» RECORDS:
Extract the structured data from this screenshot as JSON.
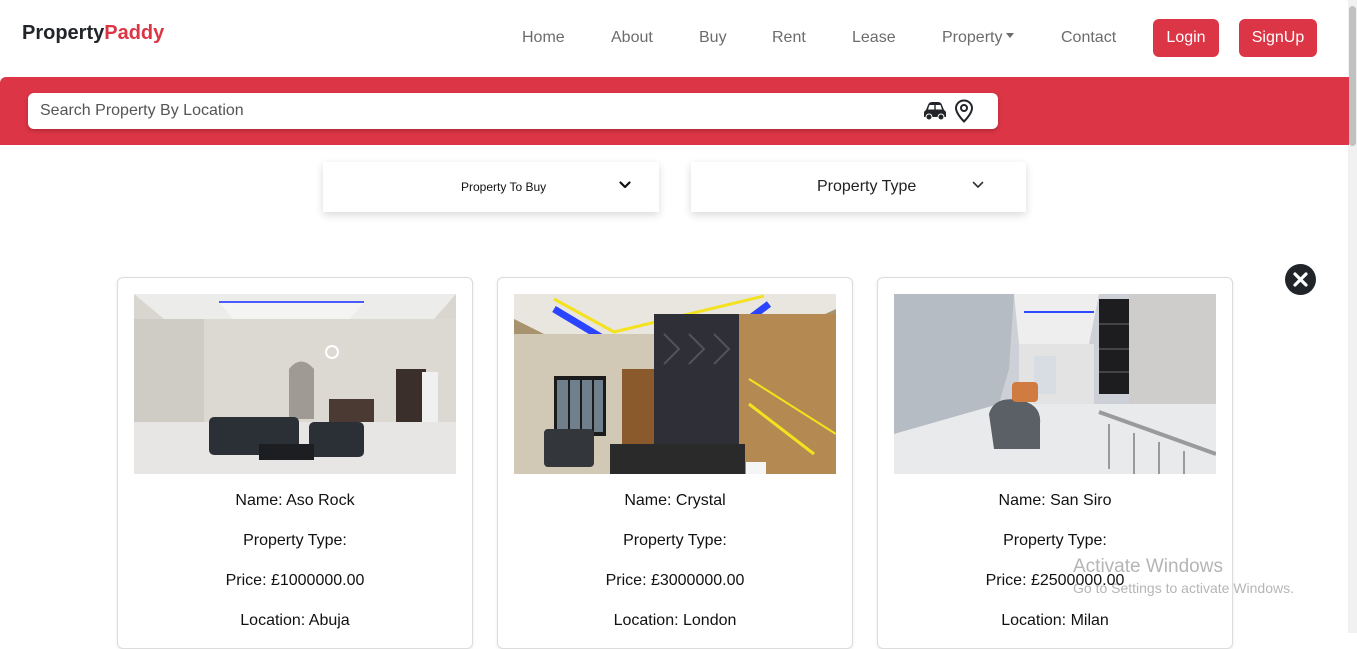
{
  "brand": {
    "part1": "Property",
    "part2": "Paddy"
  },
  "nav": {
    "home": "Home",
    "about": "About",
    "buy": "Buy",
    "rent": "Rent",
    "lease": "Lease",
    "property": "Property",
    "contact": "Contact",
    "login": "Login",
    "signup": "SignUp"
  },
  "search": {
    "placeholder": "Search Property By Location",
    "value": ""
  },
  "filters": {
    "purpose": "Property To Buy",
    "type": "Property Type"
  },
  "cards": [
    {
      "name": "Name: Aso Rock",
      "type": "Property Type:",
      "price": "Price: £1000000.00",
      "location": "Location: Abuja"
    },
    {
      "name": "Name: Crystal",
      "type": "Property Type:",
      "price": "Price: £3000000.00",
      "location": "Location: London"
    },
    {
      "name": "Name: San Siro",
      "type": "Property Type:",
      "price": "Price: £2500000.00",
      "location": "Location: Milan"
    }
  ],
  "watermark": {
    "title": "Activate Windows",
    "subtitle": "Go to Settings to activate Windows."
  },
  "colors": {
    "accent": "#dc3545",
    "text": "#212529",
    "nav_text": "#6c6c6c"
  },
  "icons": [
    "car-icon",
    "map-pin-icon",
    "chevron-down-icon",
    "close-icon"
  ]
}
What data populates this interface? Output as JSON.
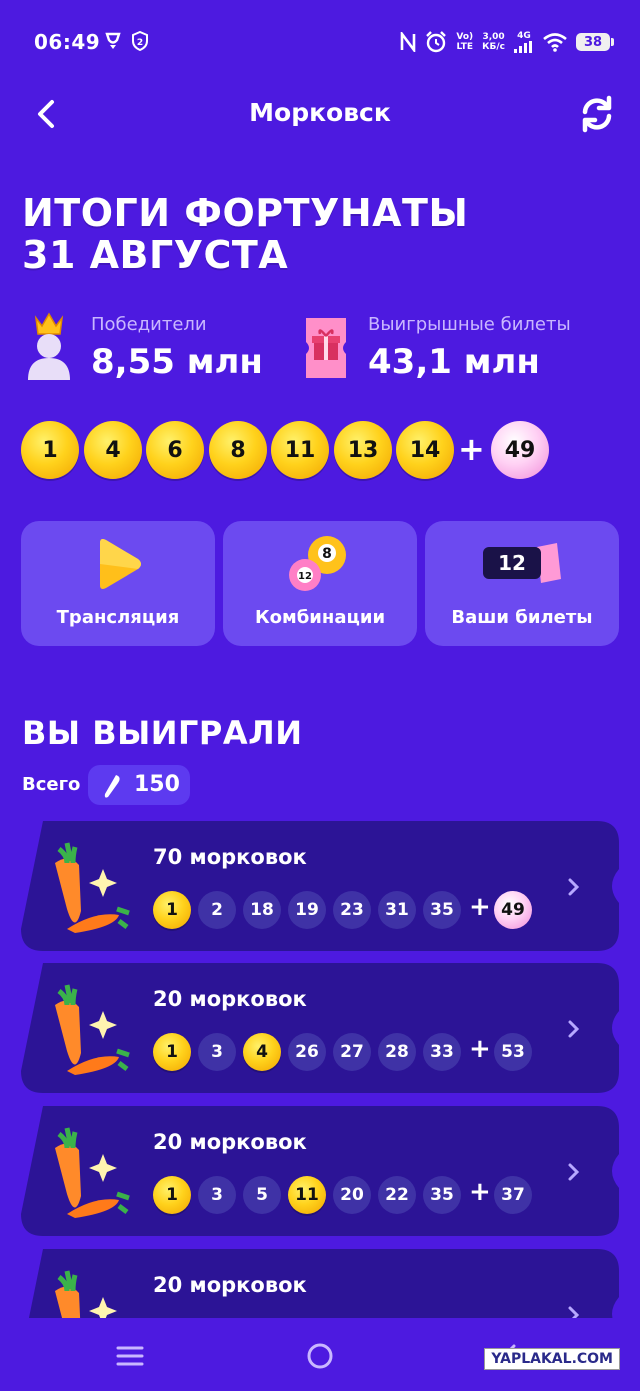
{
  "status_bar": {
    "time": "06:49",
    "net_speed_value": "3,00",
    "net_speed_unit": "КБ/с",
    "volte": "Vo)",
    "lte": "LTE",
    "signal_type": "4G",
    "battery": "38"
  },
  "header": {
    "title": "Морковск"
  },
  "results": {
    "title_line1": "ИТОГИ ФОРТУНАТЫ",
    "title_line2": "31 АВГУСТА"
  },
  "stats": {
    "winners_label": "Победители",
    "winners_value": "8,55 млн",
    "tickets_label": "Выигрышные билеты",
    "tickets_value": "43,1 млн"
  },
  "drawn_numbers": [
    "1",
    "4",
    "6",
    "8",
    "11",
    "13",
    "14"
  ],
  "bonus_number": "49",
  "actions": {
    "broadcast": "Трансляция",
    "combinations": "Комбинации",
    "your_tickets": "Ваши билеты",
    "your_tickets_count": "12",
    "combinations_ball_1": "8",
    "combinations_ball_2": "12"
  },
  "winnings": {
    "section_title": "ВЫ ВЫИГРАЛИ",
    "total_label": "Всего",
    "total_value": "150"
  },
  "tickets": [
    {
      "title": "70 морковок",
      "numbers": [
        "1",
        "2",
        "18",
        "19",
        "23",
        "31",
        "35"
      ],
      "matched": [
        true,
        false,
        false,
        false,
        false,
        false,
        false
      ],
      "bonus": "49",
      "bonus_matched": true
    },
    {
      "title": "20 морковок",
      "numbers": [
        "1",
        "3",
        "4",
        "26",
        "27",
        "28",
        "33"
      ],
      "matched": [
        true,
        false,
        true,
        false,
        false,
        false,
        false
      ],
      "bonus": "53",
      "bonus_matched": false
    },
    {
      "title": "20 морковок",
      "numbers": [
        "1",
        "3",
        "5",
        "11",
        "20",
        "22",
        "35"
      ],
      "matched": [
        true,
        false,
        false,
        true,
        false,
        false,
        false
      ],
      "bonus": "37",
      "bonus_matched": false
    },
    {
      "title": "20 морковок"
    }
  ],
  "watermark": "YAPLAKAL.COM",
  "colors": {
    "background": "#4d1ae0",
    "card": "#6c4af0",
    "ticket": "#2c1496",
    "ball_gold": "#ffd21c",
    "ball_pink": "#ffd1f4",
    "ball_gray": "#3f32a6"
  }
}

» TASK REQUIREMENTS:
Show each line of the data that contains the string "Price".

» SOLUTION FOR THIS PROBLEM:
      "price": "Price: £1000000.00",
      "price": "Price: £3000000.00",
      "price": "Price: £2500000.00",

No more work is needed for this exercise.